[Collection entries]
☆ ☆ ☆ ☆ ☆

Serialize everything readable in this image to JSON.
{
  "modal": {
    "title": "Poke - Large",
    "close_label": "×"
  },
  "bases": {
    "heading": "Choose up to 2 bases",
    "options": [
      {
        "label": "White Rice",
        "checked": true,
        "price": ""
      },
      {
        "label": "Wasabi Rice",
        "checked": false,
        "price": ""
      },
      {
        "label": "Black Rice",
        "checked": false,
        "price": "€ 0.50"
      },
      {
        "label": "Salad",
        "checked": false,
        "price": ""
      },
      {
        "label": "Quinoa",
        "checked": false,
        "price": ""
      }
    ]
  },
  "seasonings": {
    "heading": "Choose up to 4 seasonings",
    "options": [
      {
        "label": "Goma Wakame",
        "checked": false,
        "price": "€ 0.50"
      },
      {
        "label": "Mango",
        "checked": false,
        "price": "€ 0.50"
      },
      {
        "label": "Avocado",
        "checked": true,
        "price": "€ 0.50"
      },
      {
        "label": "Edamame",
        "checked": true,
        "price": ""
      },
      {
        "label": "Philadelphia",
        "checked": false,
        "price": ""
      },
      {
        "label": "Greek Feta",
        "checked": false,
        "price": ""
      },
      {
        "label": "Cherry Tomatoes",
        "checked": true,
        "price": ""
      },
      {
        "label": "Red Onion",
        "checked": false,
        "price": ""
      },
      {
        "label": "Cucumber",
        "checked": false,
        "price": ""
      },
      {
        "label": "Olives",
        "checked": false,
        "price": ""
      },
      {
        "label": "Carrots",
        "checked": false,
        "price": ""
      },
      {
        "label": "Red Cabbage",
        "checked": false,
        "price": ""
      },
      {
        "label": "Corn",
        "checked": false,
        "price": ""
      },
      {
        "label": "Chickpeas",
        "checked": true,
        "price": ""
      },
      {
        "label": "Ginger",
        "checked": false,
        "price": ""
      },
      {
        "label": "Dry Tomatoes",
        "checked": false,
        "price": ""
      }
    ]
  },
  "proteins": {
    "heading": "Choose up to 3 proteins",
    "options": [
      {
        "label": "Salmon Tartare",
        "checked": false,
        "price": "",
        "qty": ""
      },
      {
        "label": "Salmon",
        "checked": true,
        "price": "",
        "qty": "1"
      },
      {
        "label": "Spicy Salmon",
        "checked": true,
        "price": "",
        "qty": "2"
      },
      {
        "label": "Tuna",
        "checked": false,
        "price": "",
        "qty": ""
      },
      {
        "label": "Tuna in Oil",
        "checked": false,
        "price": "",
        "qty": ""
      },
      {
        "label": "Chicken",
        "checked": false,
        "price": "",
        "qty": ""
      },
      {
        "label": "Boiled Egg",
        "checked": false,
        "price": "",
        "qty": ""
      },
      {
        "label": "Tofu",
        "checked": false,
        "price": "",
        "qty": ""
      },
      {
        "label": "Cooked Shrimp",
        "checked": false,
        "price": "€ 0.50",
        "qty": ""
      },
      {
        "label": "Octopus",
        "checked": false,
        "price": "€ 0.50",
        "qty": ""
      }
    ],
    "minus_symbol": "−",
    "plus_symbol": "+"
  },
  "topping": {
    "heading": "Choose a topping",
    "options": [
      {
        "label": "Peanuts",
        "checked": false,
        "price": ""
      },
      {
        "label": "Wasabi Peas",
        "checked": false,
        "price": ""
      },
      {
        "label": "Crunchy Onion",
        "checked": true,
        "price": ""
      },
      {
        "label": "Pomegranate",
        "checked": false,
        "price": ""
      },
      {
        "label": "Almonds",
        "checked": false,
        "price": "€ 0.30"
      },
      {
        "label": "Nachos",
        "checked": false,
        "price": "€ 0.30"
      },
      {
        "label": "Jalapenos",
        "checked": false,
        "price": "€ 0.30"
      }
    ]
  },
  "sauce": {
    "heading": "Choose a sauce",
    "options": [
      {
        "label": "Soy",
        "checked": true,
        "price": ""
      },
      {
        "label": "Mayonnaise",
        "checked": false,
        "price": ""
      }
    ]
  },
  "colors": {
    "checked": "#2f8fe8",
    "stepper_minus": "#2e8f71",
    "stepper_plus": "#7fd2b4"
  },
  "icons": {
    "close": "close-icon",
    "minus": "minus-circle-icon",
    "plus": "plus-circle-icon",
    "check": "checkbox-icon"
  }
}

☆ ☆ ☆ ☆ ☆

EXERCISE PROMPT: Whenever a line above includes the string "heading", copy it.

FINAL ANSWER:
    "heading": "Choose up to 2 bases",
    "heading": "Choose up to 4 seasonings",
    "heading": "Choose up to 3 proteins",
    "heading": "Choose a topping",
    "heading": "Choose a sauce",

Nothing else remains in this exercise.